### The exercise
Pull out every line from the listing that has the word "ГОСТ".

### Material provided
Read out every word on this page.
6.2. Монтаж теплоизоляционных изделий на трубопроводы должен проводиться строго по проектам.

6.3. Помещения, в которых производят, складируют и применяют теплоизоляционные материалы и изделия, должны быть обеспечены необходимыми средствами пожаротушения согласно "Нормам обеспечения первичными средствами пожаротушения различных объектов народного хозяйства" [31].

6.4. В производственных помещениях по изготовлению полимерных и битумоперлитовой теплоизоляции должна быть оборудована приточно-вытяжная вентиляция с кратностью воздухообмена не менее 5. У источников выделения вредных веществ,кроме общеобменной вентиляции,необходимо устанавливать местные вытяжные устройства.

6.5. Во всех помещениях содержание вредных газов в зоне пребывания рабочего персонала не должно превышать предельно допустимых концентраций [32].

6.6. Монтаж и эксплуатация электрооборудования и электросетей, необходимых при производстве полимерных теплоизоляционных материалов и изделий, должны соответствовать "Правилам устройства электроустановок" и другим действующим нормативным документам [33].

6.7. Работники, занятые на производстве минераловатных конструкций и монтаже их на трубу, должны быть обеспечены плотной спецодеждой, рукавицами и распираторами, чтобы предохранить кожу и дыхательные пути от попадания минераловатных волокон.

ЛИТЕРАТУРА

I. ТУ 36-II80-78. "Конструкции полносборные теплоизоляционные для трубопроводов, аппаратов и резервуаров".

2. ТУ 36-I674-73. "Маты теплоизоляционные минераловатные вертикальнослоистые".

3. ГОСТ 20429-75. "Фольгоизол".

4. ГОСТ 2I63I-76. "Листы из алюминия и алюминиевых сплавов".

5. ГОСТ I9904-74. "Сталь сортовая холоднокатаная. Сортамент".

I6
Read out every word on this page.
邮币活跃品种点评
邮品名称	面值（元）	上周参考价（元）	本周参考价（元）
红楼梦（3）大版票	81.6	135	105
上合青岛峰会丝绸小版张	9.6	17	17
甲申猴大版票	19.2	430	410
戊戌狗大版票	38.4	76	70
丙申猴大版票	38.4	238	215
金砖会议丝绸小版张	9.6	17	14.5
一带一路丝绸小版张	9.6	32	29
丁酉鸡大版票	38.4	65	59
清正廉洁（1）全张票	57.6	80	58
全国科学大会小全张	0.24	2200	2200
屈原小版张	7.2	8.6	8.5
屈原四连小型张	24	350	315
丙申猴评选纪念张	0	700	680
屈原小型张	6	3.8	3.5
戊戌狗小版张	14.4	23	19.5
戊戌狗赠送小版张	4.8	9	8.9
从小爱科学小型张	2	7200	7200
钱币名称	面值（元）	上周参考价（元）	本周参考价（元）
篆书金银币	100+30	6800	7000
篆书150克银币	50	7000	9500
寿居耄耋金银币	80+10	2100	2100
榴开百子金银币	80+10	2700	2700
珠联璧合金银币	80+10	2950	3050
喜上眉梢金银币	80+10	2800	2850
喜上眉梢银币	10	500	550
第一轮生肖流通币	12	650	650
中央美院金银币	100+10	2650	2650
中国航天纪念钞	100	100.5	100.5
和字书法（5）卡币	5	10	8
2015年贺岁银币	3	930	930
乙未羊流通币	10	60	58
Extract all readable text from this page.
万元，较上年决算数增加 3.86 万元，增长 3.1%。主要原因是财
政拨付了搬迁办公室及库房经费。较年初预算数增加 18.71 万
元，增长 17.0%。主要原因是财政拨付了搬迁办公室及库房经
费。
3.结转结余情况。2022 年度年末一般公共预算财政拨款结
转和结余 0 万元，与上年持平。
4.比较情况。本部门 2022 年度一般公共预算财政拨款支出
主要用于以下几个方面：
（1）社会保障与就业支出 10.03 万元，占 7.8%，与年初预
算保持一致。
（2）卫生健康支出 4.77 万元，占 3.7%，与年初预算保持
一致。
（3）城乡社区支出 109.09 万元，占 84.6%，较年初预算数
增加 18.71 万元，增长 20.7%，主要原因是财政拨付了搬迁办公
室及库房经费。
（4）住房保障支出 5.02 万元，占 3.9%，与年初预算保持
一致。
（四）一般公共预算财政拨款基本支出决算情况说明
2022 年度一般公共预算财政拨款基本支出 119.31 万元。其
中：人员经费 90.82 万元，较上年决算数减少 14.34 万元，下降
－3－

### Solution for this exercise
3. ГОСТ 20429-75. "Фольгоизол".
4. ГОСТ 2I63I-76. "Листы из алюминия и алюминиевых сплавов".
5. ГОСТ I9904-74. "Сталь сортовая холоднокатаная. Сортамент".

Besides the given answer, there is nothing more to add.